### TASK REQUIREMENTS
Scan the records below. List lines holding "ANALYSIS".

### INPUT DATA
--- Begin ---
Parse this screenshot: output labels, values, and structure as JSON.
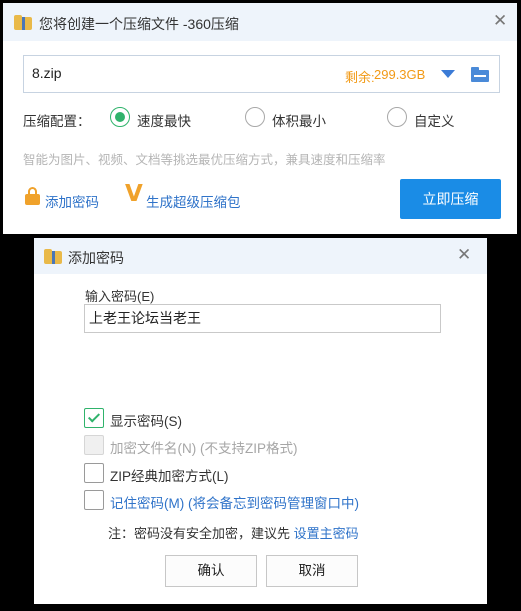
{
  "compress_window": {
    "title": "您将创建一个压缩文件 -360压缩",
    "path": {
      "value": "8.zip",
      "space_label": "剩余:",
      "space_value": "299.3GB"
    },
    "config": {
      "label": "压缩配置：",
      "options": [
        {
          "label": "速度最快",
          "checked": true
        },
        {
          "label": "体积最小",
          "checked": false
        },
        {
          "label": "自定义",
          "checked": false
        }
      ]
    },
    "hint": "智能为图片、视频、文档等挑选最优压缩方式，兼具速度和压缩率",
    "add_password_link": "添加密码",
    "super_package_link": "生成超级压缩包",
    "compress_button": "立即压缩"
  },
  "password_dialog": {
    "title": "添加密码",
    "input_label": "输入密码(E)",
    "input_value": "上老王论坛当老王",
    "checkboxes": [
      {
        "label": "显示密码(S)",
        "checked": true,
        "enabled": true
      },
      {
        "label": "加密文件名(N) (不支持ZIP格式)",
        "checked": false,
        "enabled": false
      },
      {
        "label": "ZIP经典加密方式(L)",
        "checked": false,
        "enabled": true
      },
      {
        "label": "记住密码(M) (将会备忘到密码管理窗口中)",
        "checked": false,
        "enabled": true
      }
    ],
    "note_text": "注：密码没有安全加密，建议先 ",
    "note_link": "设置主密码",
    "ok_button": "确认",
    "cancel_button": "取消"
  },
  "colors": {
    "accent_blue": "#1a8ce6",
    "link_blue": "#2f73c9",
    "space_orange": "#f29a16",
    "check_green": "#2fb36b",
    "titlebar_bg": "#eef4fb"
  },
  "icons": [
    "app-zip-icon",
    "close-icon",
    "dropdown-arrow-icon",
    "folder-icon",
    "lock-icon",
    "v-icon",
    "check-icon"
  ]
}
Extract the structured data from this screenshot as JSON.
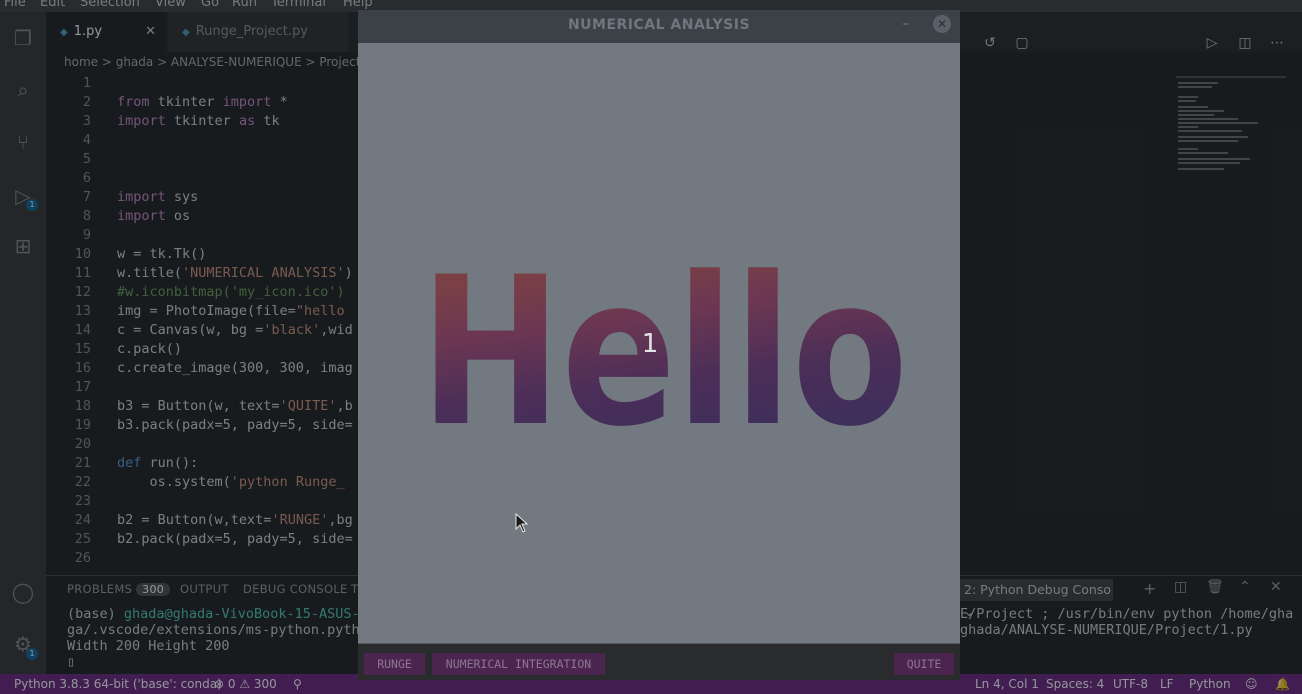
{
  "vscode": {
    "menu": [
      "File",
      "Edit",
      "Selection",
      "View",
      "Go",
      "Run",
      "Terminal",
      "Help"
    ],
    "tabs": [
      {
        "label": "1.py",
        "close": "✕"
      },
      {
        "label": "Runge_Project.py"
      }
    ],
    "breadcrumb": "home > ghada > ANALYSE-NUMERIQUE > Project",
    "activity_badges": {
      "run": "1",
      "settings": "1"
    },
    "code_lines": [
      {
        "n": "1",
        "html": ""
      },
      {
        "n": "2",
        "html": "<span class='kw'>from</span> tkinter <span class='kw'>import</span> *"
      },
      {
        "n": "3",
        "html": "<span class='kw'>import</span> tkinter <span class='kw'>as</span> tk"
      },
      {
        "n": "4",
        "html": ""
      },
      {
        "n": "5",
        "html": ""
      },
      {
        "n": "6",
        "html": ""
      },
      {
        "n": "7",
        "html": "<span class='kw'>import</span> sys"
      },
      {
        "n": "8",
        "html": "<span class='kw'>import</span> os"
      },
      {
        "n": "9",
        "html": ""
      },
      {
        "n": "10",
        "html": "w = tk.Tk()"
      },
      {
        "n": "11",
        "html": "w.title(<span class='str'>'NUMERICAL ANALYSIS'</span>)"
      },
      {
        "n": "12",
        "html": "<span class='cm'>#w.iconbitmap('my_icon.ico')</span>"
      },
      {
        "n": "13",
        "html": "img = PhotoImage(file=<span class='str'>\"hello</span>"
      },
      {
        "n": "14",
        "html": "c = Canvas(w, bg =<span class='str'>'black'</span>,wid"
      },
      {
        "n": "15",
        "html": "c.pack()"
      },
      {
        "n": "16",
        "html": "c.create_image(300, 300, imag"
      },
      {
        "n": "17",
        "html": ""
      },
      {
        "n": "18",
        "html": "b3 = Button(w, text=<span class='str'>'QUITE'</span>,b"
      },
      {
        "n": "19",
        "html": "b3.pack(padx=5, pady=5, side="
      },
      {
        "n": "20",
        "html": ""
      },
      {
        "n": "21",
        "html": "<span class='kw2'>def</span> run():"
      },
      {
        "n": "22",
        "html": "    os.system(<span class='str'>'python Runge_</span>"
      },
      {
        "n": "23",
        "html": ""
      },
      {
        "n": "24",
        "html": "b2 = Button(w,text=<span class='str'>'RUNGE'</span>,bg"
      },
      {
        "n": "25",
        "html": "b2.pack(padx=5, pady=5, side="
      },
      {
        "n": "26",
        "html": ""
      }
    ],
    "panel": {
      "tabs": [
        "PROBLEMS",
        "OUTPUT",
        "DEBUG CONSOLE",
        "T"
      ],
      "problems_count": "300",
      "terminal_select": "2: Python Debug Conso",
      "terminal_lines": [
        {
          "prompt": "(base) ",
          "user": "ghada@ghada-VivoBook-15-ASUS-",
          "rest": ""
        },
        {
          "prompt": "",
          "user": "",
          "rest": "ga/.vscode/extensions/ms-python.pytho"
        },
        {
          "prompt": "",
          "user": "",
          "rest": "Width 200 Height 200"
        }
      ],
      "terminal_right_1": "E/Project ; /usr/bin/env python /home/gha",
      "terminal_right_2": "ghada/ANALYSE-NUMERIQUE/Project/1.py"
    },
    "status": {
      "python": "Python 3.8.3 64-bit ('base': conda)",
      "problems": "⊗ 0 ⚠ 300",
      "position": "Ln 4, Col 1",
      "spaces": "Spaces: 4",
      "encoding": "UTF-8",
      "eol": "LF",
      "language": "Python"
    }
  },
  "tk_app": {
    "title": "NUMERICAL ANALYSIS",
    "hello_text": "Hello",
    "counter": "1",
    "buttons": {
      "runge": "RUNGE",
      "integration": "NUMERICAL INTEGRATION",
      "quit": "QUITE"
    },
    "colors": {
      "button_bg": "#4b2550",
      "canvas_bg": "#737980"
    }
  }
}
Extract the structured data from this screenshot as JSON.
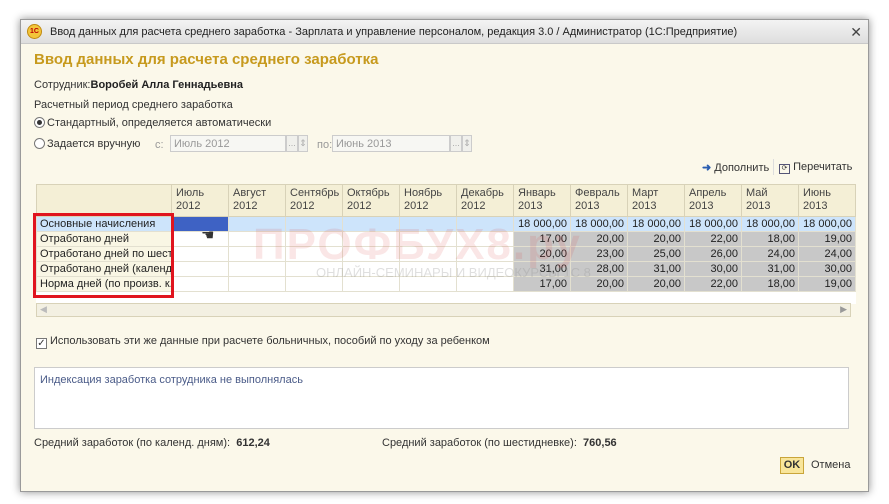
{
  "window": {
    "title": "Ввод данных для расчета среднего заработка - Зарплата и управление персоналом, редакция 3.0 / Администратор  (1С:Предприятие)",
    "logo": "1С"
  },
  "heading": "Ввод данных для расчета среднего заработка",
  "employee": {
    "label": "Сотрудник:",
    "name": "Воробей Алла Геннадьевна"
  },
  "period": {
    "label": "Расчетный период среднего заработка",
    "standard": "Стандартный, определяется автоматически",
    "manual": "Задается вручную",
    "from_label": "с:",
    "from_value": "Июль 2012",
    "to_label": "по:",
    "to_value": "Июнь 2013",
    "selected": "standard"
  },
  "toolbar": {
    "fill": "Дополнить",
    "reread": "Перечитать"
  },
  "table": {
    "months": [
      [
        "Июль",
        "2012"
      ],
      [
        "Август",
        "2012"
      ],
      [
        "Сентябрь",
        "2012"
      ],
      [
        "Октябрь",
        "2012"
      ],
      [
        "Ноябрь",
        "2012"
      ],
      [
        "Декабрь",
        "2012"
      ],
      [
        "Январь",
        "2013"
      ],
      [
        "Февраль",
        "2013"
      ],
      [
        "Март",
        "2013"
      ],
      [
        "Апрель",
        "2013"
      ],
      [
        "Май",
        "2013"
      ],
      [
        "Июнь",
        "2013"
      ]
    ],
    "rows": [
      {
        "label": "Основные начисления",
        "values": [
          "",
          "",
          "",
          "",
          "",
          "",
          "18 000,00",
          "18 000,00",
          "18 000,00",
          "18 000,00",
          "18 000,00",
          "18 000,00"
        ]
      },
      {
        "label": "Отработано дней",
        "values": [
          "",
          "",
          "",
          "",
          "",
          "",
          "17,00",
          "20,00",
          "20,00",
          "22,00",
          "18,00",
          "19,00"
        ]
      },
      {
        "label": "Отработано дней по шест...",
        "values": [
          "",
          "",
          "",
          "",
          "",
          "",
          "20,00",
          "23,00",
          "25,00",
          "26,00",
          "24,00",
          "24,00"
        ]
      },
      {
        "label": "Отработано дней (календ.)",
        "values": [
          "",
          "",
          "",
          "",
          "",
          "",
          "31,00",
          "28,00",
          "31,00",
          "30,00",
          "31,00",
          "30,00"
        ]
      },
      {
        "label": "Норма дней (по произв. к...",
        "values": [
          "",
          "",
          "",
          "",
          "",
          "",
          "17,00",
          "20,00",
          "20,00",
          "22,00",
          "18,00",
          "19,00"
        ]
      }
    ]
  },
  "use_for_sick": {
    "label": "Использовать эти же данные при расчете больничных, пособий по уходу за ребенком",
    "checked": true
  },
  "indexation_note": "Индексация заработка сотрудника не выполнялась",
  "avg_calendar": {
    "label": "Средний заработок (по календ. дням):",
    "value": "612,24"
  },
  "avg_six": {
    "label": "Средний заработок (по шестидневке):",
    "value": "760,56"
  },
  "buttons": {
    "ok": "OK",
    "cancel": "Отмена"
  },
  "watermark": {
    "main": "ПРОФБУХ8.ру",
    "sub": "ОНЛАЙН-СЕМИНАРЫ И ВИДЕОКУРСЫ 1С 8"
  }
}
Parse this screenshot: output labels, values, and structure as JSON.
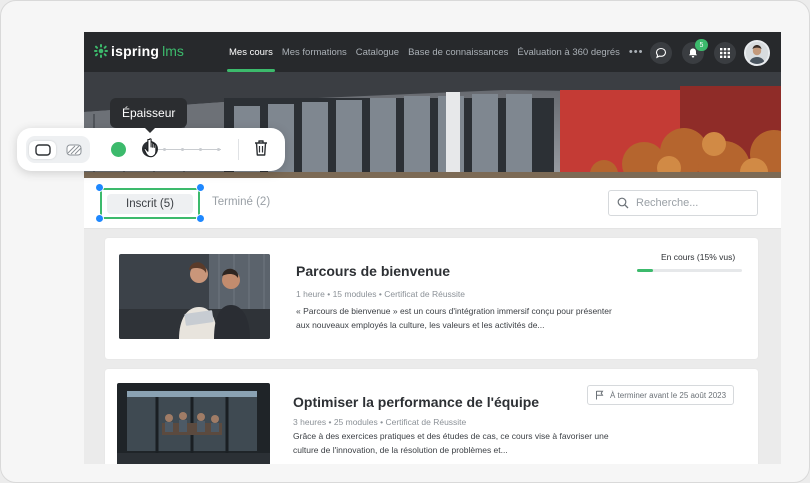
{
  "app": {
    "logo_name": "ispring",
    "logo_suffix": "lms",
    "nav": [
      "Mes cours",
      "Mes formations",
      "Catalogue",
      "Base de connaissances",
      "Évaluation à 360 degrés"
    ],
    "nav_more": "•••",
    "notifications_count": "5"
  },
  "tabs": {
    "enrolled": "Inscrit (5)",
    "completed": "Terminé (2)"
  },
  "search": {
    "placeholder": "Recherche..."
  },
  "courses": [
    {
      "title": "Parcours de bienvenue",
      "meta": [
        "1 heure",
        "15 modules",
        "Certificat de Réussite"
      ],
      "description": "« Parcours de bienvenue » est un cours d'intégration immersif conçu pour présenter aux nouveaux employés la culture, les valeurs et les activités de...",
      "status": "En cours (15% vus)",
      "progress": 0.15
    },
    {
      "title": "Optimiser la performance de l'équipe",
      "meta": [
        "3 heures",
        "25 modules",
        "Certificat de Réussite"
      ],
      "description": "Grâce à des exercices pratiques et des études de cas, ce cours vise à favoriser une culture de l'innovation, de la résolution de problèmes et...",
      "due": "À terminer avant le 25 août 2023"
    }
  ],
  "toolbar": {
    "tooltip": "Épaisseur",
    "selected_color": "#3cba6c"
  },
  "colors": {
    "accent": "#3cba6c",
    "topbar": "#27292c",
    "selection": "#1e88ff"
  }
}
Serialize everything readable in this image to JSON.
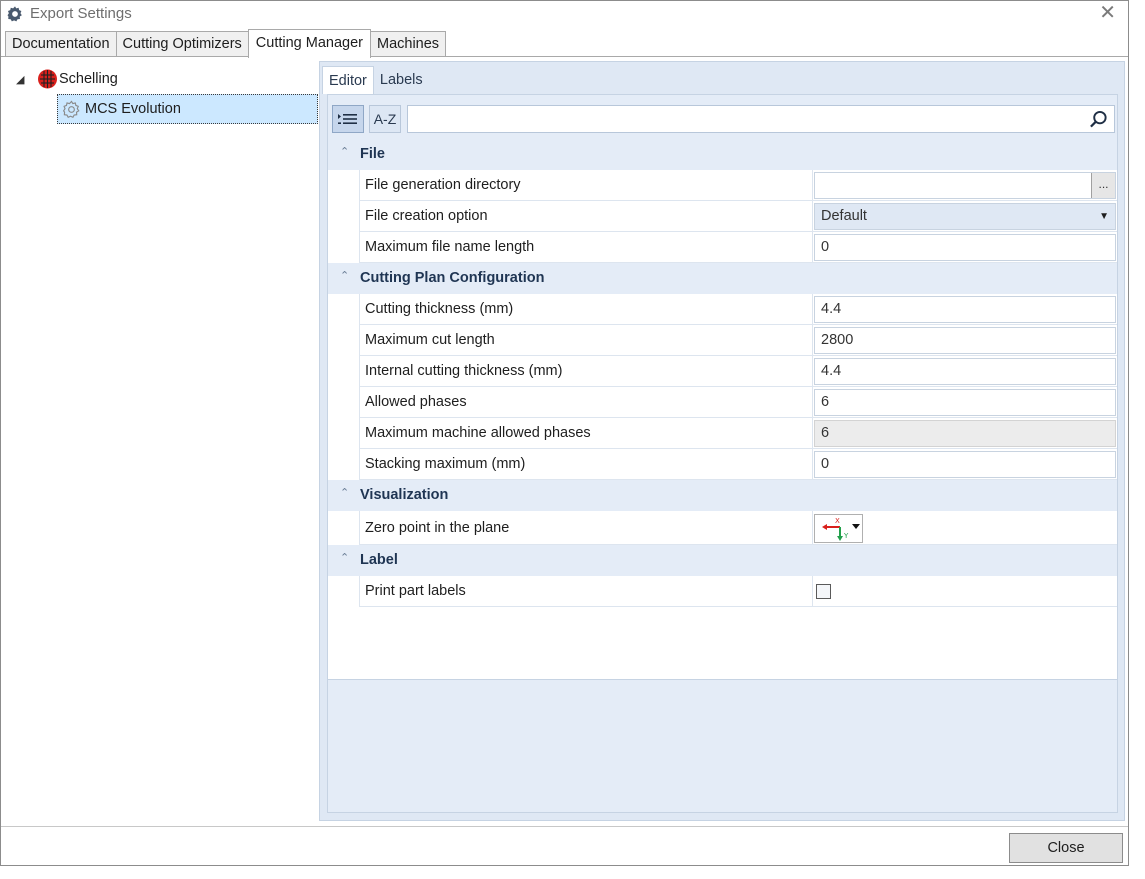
{
  "window": {
    "title": "Export Settings",
    "title_icon": "gear-icon",
    "close_glyph": "✕"
  },
  "main_tabs": [
    {
      "label": "Documentation"
    },
    {
      "label": "Cutting Optimizers"
    },
    {
      "label": "Cutting Manager",
      "active": true
    },
    {
      "label": "Machines"
    }
  ],
  "tree": {
    "root": {
      "label": "Schelling",
      "icon": "schelling-logo-icon",
      "expanded": true
    },
    "child": {
      "label": "MCS Evolution",
      "icon": "gear-icon",
      "selected": true
    }
  },
  "sub_tabs": [
    {
      "label": "Editor",
      "active": true
    },
    {
      "label": "Labels"
    }
  ],
  "toolbar": {
    "categorized_icon": "categorized-list-icon",
    "alphabetical_label": "A-Z",
    "search_value": "",
    "search_icon": "search-icon"
  },
  "categories": [
    {
      "label": "File",
      "rows": [
        {
          "name": "File generation directory",
          "value": "",
          "kind": "browse",
          "browse_label": "..."
        },
        {
          "name": "File creation option",
          "value": "Default",
          "kind": "dropdown"
        },
        {
          "name": "Maximum file name length",
          "value": "0",
          "kind": "text"
        }
      ]
    },
    {
      "label": "Cutting Plan Configuration",
      "rows": [
        {
          "name": "Cutting thickness (mm)",
          "value": "4.4",
          "kind": "text"
        },
        {
          "name": "Maximum cut length",
          "value": "2800",
          "kind": "text"
        },
        {
          "name": "Internal cutting thickness (mm)",
          "value": "4.4",
          "kind": "text"
        },
        {
          "name": "Allowed phases",
          "value": "6",
          "kind": "text"
        },
        {
          "name": "Maximum machine allowed phases",
          "value": "6",
          "kind": "readonly"
        },
        {
          "name": "Stacking maximum (mm)",
          "value": "0",
          "kind": "text"
        }
      ]
    },
    {
      "label": "Visualization",
      "rows": [
        {
          "name": "Zero point in the plane",
          "kind": "zero-point",
          "icon": "axis-origin-icon"
        }
      ]
    },
    {
      "label": "Label",
      "rows": [
        {
          "name": "Print part labels",
          "kind": "checkbox",
          "checked": false
        }
      ]
    }
  ],
  "footer": {
    "close_label": "Close"
  },
  "colors": {
    "accent": "#cce8ff",
    "category_bg": "#e4ecf7",
    "pane_bg": "#dfe8f4"
  }
}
--- End ---
### THE COMPLETED TASK
        "html": "w.title(<span class='str'>'NUMERICAL ANALYSIS'</span>)"
    "title": "NUMERICAL ANALYSIS",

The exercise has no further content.